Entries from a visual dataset
::::::::::

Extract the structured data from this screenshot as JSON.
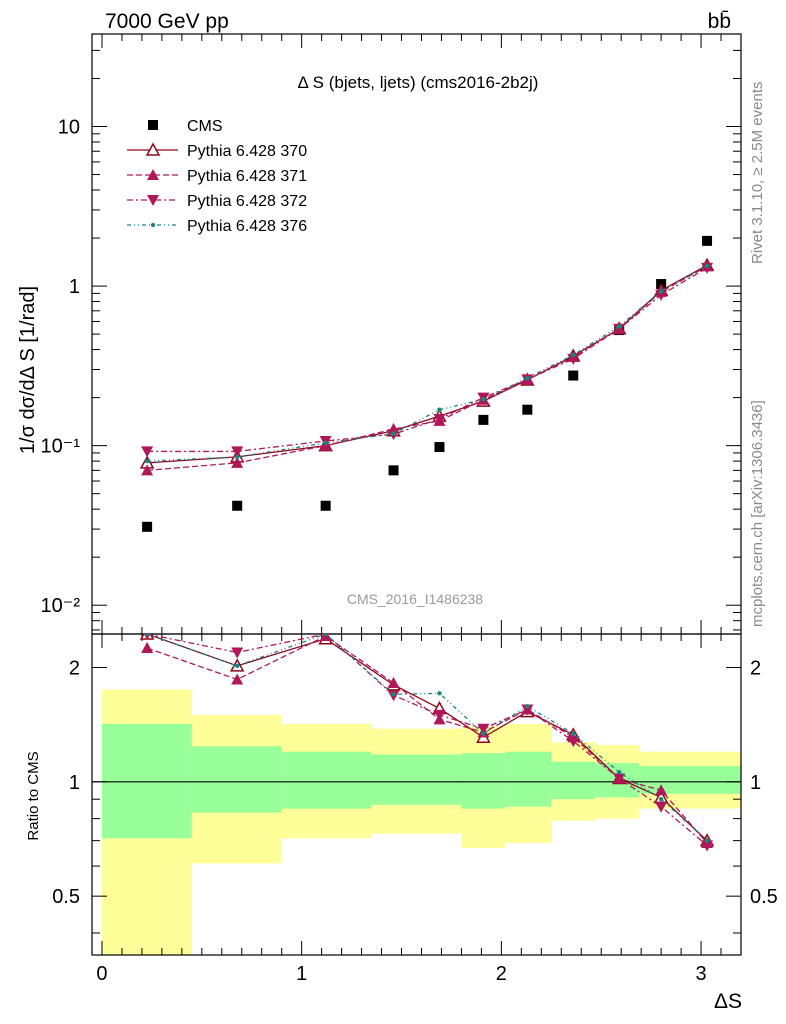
{
  "header": {
    "energy_label": "7000 GeV pp",
    "process_label": "bb̄",
    "side_rivet": "Rivet 3.1.10, ≥ 2.5M events",
    "side_mcplots": "mcplots.cern.ch [arXiv:1306.3436]",
    "watermark": "CMS_2016_I1486238"
  },
  "chart_data": [
    {
      "type": "scatter",
      "panel": "main",
      "title": "Δ S (bjets, ljets) (cms2016-2b2j)",
      "ylabel": "1/σ dσ/dΔ S [1/rad]",
      "xlabel": "",
      "xlim": [
        -0.05,
        3.2
      ],
      "ylim": [
        0.0066,
        38
      ],
      "yscale": "log",
      "ytick_labels": [
        "10⁻²",
        "10⁻¹",
        "1",
        "10"
      ],
      "ytick_values": [
        0.01,
        0.1,
        1,
        10
      ],
      "x": [
        0.226,
        0.677,
        1.12,
        1.46,
        1.69,
        1.91,
        2.13,
        2.36,
        2.59,
        2.8,
        3.03
      ],
      "series": [
        {
          "name": "CMS",
          "style": "data",
          "color": "#000000",
          "marker": "square",
          "values": [
            0.031,
            0.042,
            0.042,
            0.07,
            0.098,
            0.145,
            0.168,
            0.275,
            0.53,
            1.03,
            1.92
          ]
        },
        {
          "name": "Pythia 6.428 370",
          "style": "solid",
          "color": "#8b0a1a",
          "marker": "triangle-open",
          "values": [
            0.078,
            0.085,
            0.1,
            0.124,
            0.153,
            0.19,
            0.258,
            0.365,
            0.54,
            0.94,
            1.35
          ]
        },
        {
          "name": "Pythia 6.428 371",
          "style": "dashed",
          "color": "#b0185a",
          "marker": "triangle-up",
          "values": [
            0.07,
            0.078,
            0.1,
            0.127,
            0.143,
            0.194,
            0.26,
            0.36,
            0.54,
            0.92,
            1.33
          ]
        },
        {
          "name": "Pythia 6.428 372",
          "style": "dashdot",
          "color": "#b0185a",
          "marker": "triangle-down",
          "values": [
            0.092,
            0.092,
            0.107,
            0.118,
            0.147,
            0.2,
            0.26,
            0.35,
            0.54,
            0.88,
            1.3
          ]
        },
        {
          "name": "Pythia 6.428 376",
          "style": "dashdotdot",
          "color": "#19877e",
          "marker": "dot",
          "values": [
            0.08,
            0.085,
            0.104,
            0.119,
            0.168,
            0.195,
            0.265,
            0.37,
            0.56,
            0.93,
            1.34
          ]
        }
      ],
      "legend": "top-left"
    },
    {
      "type": "line",
      "panel": "ratio",
      "ylabel": "Ratio to CMS",
      "xlabel": "ΔS",
      "xlim": [
        -0.05,
        3.2
      ],
      "ylim": [
        0.35,
        2.45
      ],
      "yscale": "log",
      "ytick_labels": [
        "0.5",
        "1",
        "2"
      ],
      "ytick_values": [
        0.5,
        1,
        2
      ],
      "xtick_labels": [
        "0",
        "1",
        "2",
        "3"
      ],
      "xtick_values": [
        0,
        1,
        2,
        3
      ],
      "reference": 1,
      "bins": [
        {
          "x0": 0.0,
          "x1": 0.45,
          "green": [
            0.71,
            1.42
          ],
          "yellow": [
            0.3,
            1.75
          ]
        },
        {
          "x0": 0.45,
          "x1": 0.9,
          "green": [
            0.83,
            1.24
          ],
          "yellow": [
            0.61,
            1.5
          ]
        },
        {
          "x0": 0.9,
          "x1": 1.35,
          "green": [
            0.85,
            1.2
          ],
          "yellow": [
            0.71,
            1.42
          ]
        },
        {
          "x0": 1.35,
          "x1": 1.8,
          "green": [
            0.87,
            1.18
          ],
          "yellow": [
            0.73,
            1.38
          ]
        },
        {
          "x0": 1.8,
          "x1": 2.02,
          "green": [
            0.85,
            1.19
          ],
          "yellow": [
            0.67,
            1.4
          ]
        },
        {
          "x0": 2.02,
          "x1": 2.25,
          "green": [
            0.86,
            1.2
          ],
          "yellow": [
            0.69,
            1.42
          ]
        },
        {
          "x0": 2.25,
          "x1": 2.47,
          "green": [
            0.9,
            1.13
          ],
          "yellow": [
            0.79,
            1.27
          ]
        },
        {
          "x0": 2.47,
          "x1": 2.69,
          "green": [
            0.91,
            1.12
          ],
          "yellow": [
            0.8,
            1.25
          ]
        },
        {
          "x0": 2.69,
          "x1": 3.2,
          "green": [
            0.93,
            1.1
          ],
          "yellow": [
            0.85,
            1.2
          ]
        }
      ],
      "x": [
        0.226,
        0.677,
        1.12,
        1.46,
        1.69,
        1.91,
        2.13,
        2.36,
        2.59,
        2.8,
        3.03
      ],
      "series": [
        {
          "name": "Pythia 6.428 370",
          "style": "solid",
          "color": "#8b0a1a",
          "marker": "triangle-open",
          "values": [
            2.5,
            2.02,
            2.38,
            1.8,
            1.56,
            1.31,
            1.53,
            1.33,
            1.02,
            0.91,
            0.7
          ]
        },
        {
          "name": "Pythia 6.428 371",
          "style": "dashed",
          "color": "#b0185a",
          "marker": "triangle-up",
          "values": [
            2.25,
            1.86,
            2.42,
            1.82,
            1.46,
            1.35,
            1.55,
            1.31,
            1.02,
            0.95,
            0.69
          ]
        },
        {
          "name": "Pythia 6.428 372",
          "style": "dashdot",
          "color": "#b0185a",
          "marker": "triangle-down",
          "values": [
            2.97,
            2.19,
            2.55,
            1.69,
            1.5,
            1.38,
            1.55,
            1.28,
            1.02,
            0.86,
            0.68
          ]
        },
        {
          "name": "Pythia 6.428 376",
          "style": "dashdotdot",
          "color": "#19877e",
          "marker": "dot",
          "values": [
            2.58,
            2.02,
            2.48,
            1.7,
            1.71,
            1.34,
            1.58,
            1.34,
            1.06,
            0.9,
            0.7
          ]
        }
      ]
    }
  ]
}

::::::::::

Reproduce the full material exactly, excluding the pictures.

### FULL RESPONSE
Extract the structured data from this screenshot as JSON.
{
  "header": {
    "energy_label": "7000 GeV pp",
    "process_label": "bb̄",
    "side_rivet": "Rivet 3.1.10, ≥ 2.5M events",
    "side_mcplots": "mcplots.cern.ch [arXiv:1306.3436]",
    "watermark": "CMS_2016_I1486238"
  },
  "chart_data": [
    {
      "type": "scatter",
      "panel": "main",
      "title": "Δ S (bjets, ljets) (cms2016-2b2j)",
      "ylabel": "1/σ dσ/dΔ S [1/rad]",
      "xlabel": "",
      "xlim": [
        -0.05,
        3.2
      ],
      "ylim": [
        0.0066,
        38
      ],
      "yscale": "log",
      "ytick_labels": [
        "10⁻²",
        "10⁻¹",
        "1",
        "10"
      ],
      "ytick_values": [
        0.01,
        0.1,
        1,
        10
      ],
      "x": [
        0.226,
        0.677,
        1.12,
        1.46,
        1.69,
        1.91,
        2.13,
        2.36,
        2.59,
        2.8,
        3.03
      ],
      "series": [
        {
          "name": "CMS",
          "style": "data",
          "color": "#000000",
          "marker": "square",
          "values": [
            0.031,
            0.042,
            0.042,
            0.07,
            0.098,
            0.145,
            0.168,
            0.275,
            0.53,
            1.03,
            1.92
          ]
        },
        {
          "name": "Pythia 6.428 370",
          "style": "solid",
          "color": "#8b0a1a",
          "marker": "triangle-open",
          "values": [
            0.078,
            0.085,
            0.1,
            0.124,
            0.153,
            0.19,
            0.258,
            0.365,
            0.54,
            0.94,
            1.35
          ]
        },
        {
          "name": "Pythia 6.428 371",
          "style": "dashed",
          "color": "#b0185a",
          "marker": "triangle-up",
          "values": [
            0.07,
            0.078,
            0.1,
            0.127,
            0.143,
            0.194,
            0.26,
            0.36,
            0.54,
            0.92,
            1.33
          ]
        },
        {
          "name": "Pythia 6.428 372",
          "style": "dashdot",
          "color": "#b0185a",
          "marker": "triangle-down",
          "values": [
            0.092,
            0.092,
            0.107,
            0.118,
            0.147,
            0.2,
            0.26,
            0.35,
            0.54,
            0.88,
            1.3
          ]
        },
        {
          "name": "Pythia 6.428 376",
          "style": "dashdotdot",
          "color": "#19877e",
          "marker": "dot",
          "values": [
            0.08,
            0.085,
            0.104,
            0.119,
            0.168,
            0.195,
            0.265,
            0.37,
            0.56,
            0.93,
            1.34
          ]
        }
      ],
      "legend": "top-left"
    },
    {
      "type": "line",
      "panel": "ratio",
      "ylabel": "Ratio to CMS",
      "xlabel": "ΔS",
      "xlim": [
        -0.05,
        3.2
      ],
      "ylim": [
        0.35,
        2.45
      ],
      "yscale": "log",
      "ytick_labels": [
        "0.5",
        "1",
        "2"
      ],
      "ytick_values": [
        0.5,
        1,
        2
      ],
      "xtick_labels": [
        "0",
        "1",
        "2",
        "3"
      ],
      "xtick_values": [
        0,
        1,
        2,
        3
      ],
      "reference": 1,
      "bins": [
        {
          "x0": 0.0,
          "x1": 0.45,
          "green": [
            0.71,
            1.42
          ],
          "yellow": [
            0.3,
            1.75
          ]
        },
        {
          "x0": 0.45,
          "x1": 0.9,
          "green": [
            0.83,
            1.24
          ],
          "yellow": [
            0.61,
            1.5
          ]
        },
        {
          "x0": 0.9,
          "x1": 1.35,
          "green": [
            0.85,
            1.2
          ],
          "yellow": [
            0.71,
            1.42
          ]
        },
        {
          "x0": 1.35,
          "x1": 1.8,
          "green": [
            0.87,
            1.18
          ],
          "yellow": [
            0.73,
            1.38
          ]
        },
        {
          "x0": 1.8,
          "x1": 2.02,
          "green": [
            0.85,
            1.19
          ],
          "yellow": [
            0.67,
            1.4
          ]
        },
        {
          "x0": 2.02,
          "x1": 2.25,
          "green": [
            0.86,
            1.2
          ],
          "yellow": [
            0.69,
            1.42
          ]
        },
        {
          "x0": 2.25,
          "x1": 2.47,
          "green": [
            0.9,
            1.13
          ],
          "yellow": [
            0.79,
            1.27
          ]
        },
        {
          "x0": 2.47,
          "x1": 2.69,
          "green": [
            0.91,
            1.12
          ],
          "yellow": [
            0.8,
            1.25
          ]
        },
        {
          "x0": 2.69,
          "x1": 3.2,
          "green": [
            0.93,
            1.1
          ],
          "yellow": [
            0.85,
            1.2
          ]
        }
      ],
      "x": [
        0.226,
        0.677,
        1.12,
        1.46,
        1.69,
        1.91,
        2.13,
        2.36,
        2.59,
        2.8,
        3.03
      ],
      "series": [
        {
          "name": "Pythia 6.428 370",
          "style": "solid",
          "color": "#8b0a1a",
          "marker": "triangle-open",
          "values": [
            2.5,
            2.02,
            2.38,
            1.8,
            1.56,
            1.31,
            1.53,
            1.33,
            1.02,
            0.91,
            0.7
          ]
        },
        {
          "name": "Pythia 6.428 371",
          "style": "dashed",
          "color": "#b0185a",
          "marker": "triangle-up",
          "values": [
            2.25,
            1.86,
            2.42,
            1.82,
            1.46,
            1.35,
            1.55,
            1.31,
            1.02,
            0.95,
            0.69
          ]
        },
        {
          "name": "Pythia 6.428 372",
          "style": "dashdot",
          "color": "#b0185a",
          "marker": "triangle-down",
          "values": [
            2.97,
            2.19,
            2.55,
            1.69,
            1.5,
            1.38,
            1.55,
            1.28,
            1.02,
            0.86,
            0.68
          ]
        },
        {
          "name": "Pythia 6.428 376",
          "style": "dashdotdot",
          "color": "#19877e",
          "marker": "dot",
          "values": [
            2.58,
            2.02,
            2.48,
            1.7,
            1.71,
            1.34,
            1.58,
            1.34,
            1.06,
            0.9,
            0.7
          ]
        }
      ]
    }
  ]
}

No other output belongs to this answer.